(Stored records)
○ ○ ○
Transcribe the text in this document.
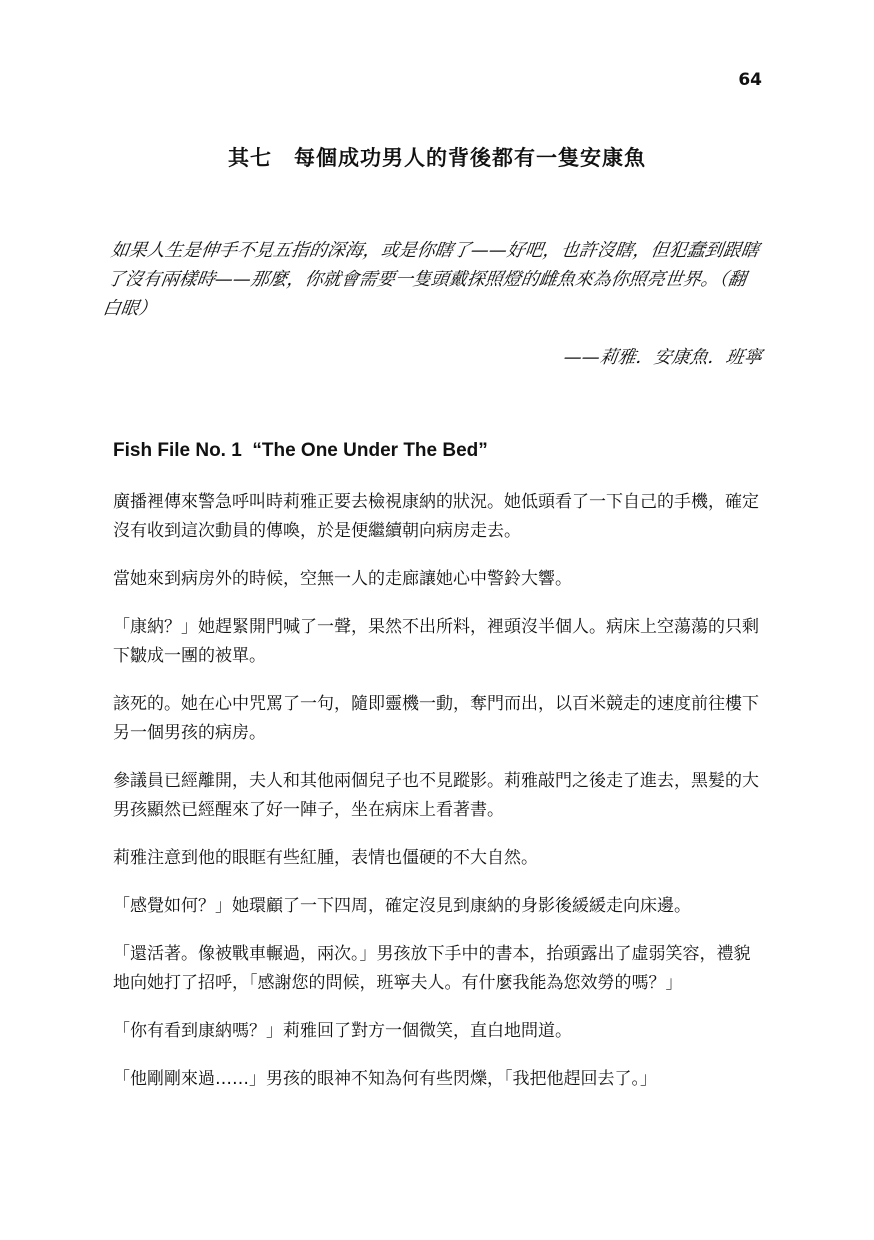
64
其七　每個成功男人的背後都有一隻安康魚
如果人生是伸手不見五指的深海，或是你瞎了——好吧，也許沒瞎，但犯蠢到跟瞎了沒有兩樣時——那麼，你就會需要一隻頭戴探照燈的雌魚來為你照亮世界。（翻白眼）
——莉雅．安康魚．班寧
Fish File No. 1  “The One Under The Bed”

廣播裡傳來警急呼叫時莉雅正要去檢視康納的狀況。她低頭看了一下自己的手機，確定沒有收到這次動員的傳喚，於是便繼續朝向病房走去。

當她來到病房外的時候，空無一人的走廊讓她心中警鈴大響。

「康納？」她趕緊開門喊了一聲，果然不出所料，裡頭沒半個人。病床上空蕩蕩的只剩下皺成一團的被單。

該死的。她在心中咒罵了一句，隨即靈機一動，奪門而出，以百米競走的速度前往樓下另一個男孩的病房。

參議員已經離開，夫人和其他兩個兒子也不見蹤影。莉雅敲門之後走了進去，黑髮的大男孩顯然已經醒來了好一陣子，坐在病床上看著書。

莉雅注意到他的眼眶有些紅腫，表情也僵硬的不大自然。

「感覺如何？」她環顧了一下四周，確定沒見到康納的身影後緩緩走向床邊。

「還活著。像被戰車輾過，兩次。」男孩放下手中的書本，抬頭露出了虛弱笑容，禮貌地向她打了招呼，「感謝您的問候，班寧夫人。有什麼我能為您效勞的嗎？」

「你有看到康納嗎？」莉雅回了對方一個微笑，直白地問道。

「他剛剛來過……」男孩的眼神不知為何有些閃爍，「我把他趕回去了。」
○ ○ ○
## [Objective]
Every record above should come back exactly, but without its pictures.

## [Exercise response]
Transcribe the text in this document.
64
其七　每個成功男人的背後都有一隻安康魚
如果人生是伸手不見五指的深海，或是你瞎了——好吧，也許沒瞎，但犯蠢到跟瞎了沒有兩樣時——那麼，你就會需要一隻頭戴探照燈的雌魚來為你照亮世界。（翻白眼）
——莉雅．安康魚．班寧
Fish File No. 1  “The One Under The Bed”

廣播裡傳來警急呼叫時莉雅正要去檢視康納的狀況。她低頭看了一下自己的手機，確定沒有收到這次動員的傳喚，於是便繼續朝向病房走去。

當她來到病房外的時候，空無一人的走廊讓她心中警鈴大響。

「康納？」她趕緊開門喊了一聲，果然不出所料，裡頭沒半個人。病床上空蕩蕩的只剩下皺成一團的被單。

該死的。她在心中咒罵了一句，隨即靈機一動，奪門而出，以百米競走的速度前往樓下另一個男孩的病房。

參議員已經離開，夫人和其他兩個兒子也不見蹤影。莉雅敲門之後走了進去，黑髮的大男孩顯然已經醒來了好一陣子，坐在病床上看著書。

莉雅注意到他的眼眶有些紅腫，表情也僵硬的不大自然。

「感覺如何？」她環顧了一下四周，確定沒見到康納的身影後緩緩走向床邊。

「還活著。像被戰車輾過，兩次。」男孩放下手中的書本，抬頭露出了虛弱笑容，禮貌地向她打了招呼，「感謝您的問候，班寧夫人。有什麼我能為您效勞的嗎？」

「你有看到康納嗎？」莉雅回了對方一個微笑，直白地問道。

「他剛剛來過……」男孩的眼神不知為何有些閃爍，「我把他趕回去了。」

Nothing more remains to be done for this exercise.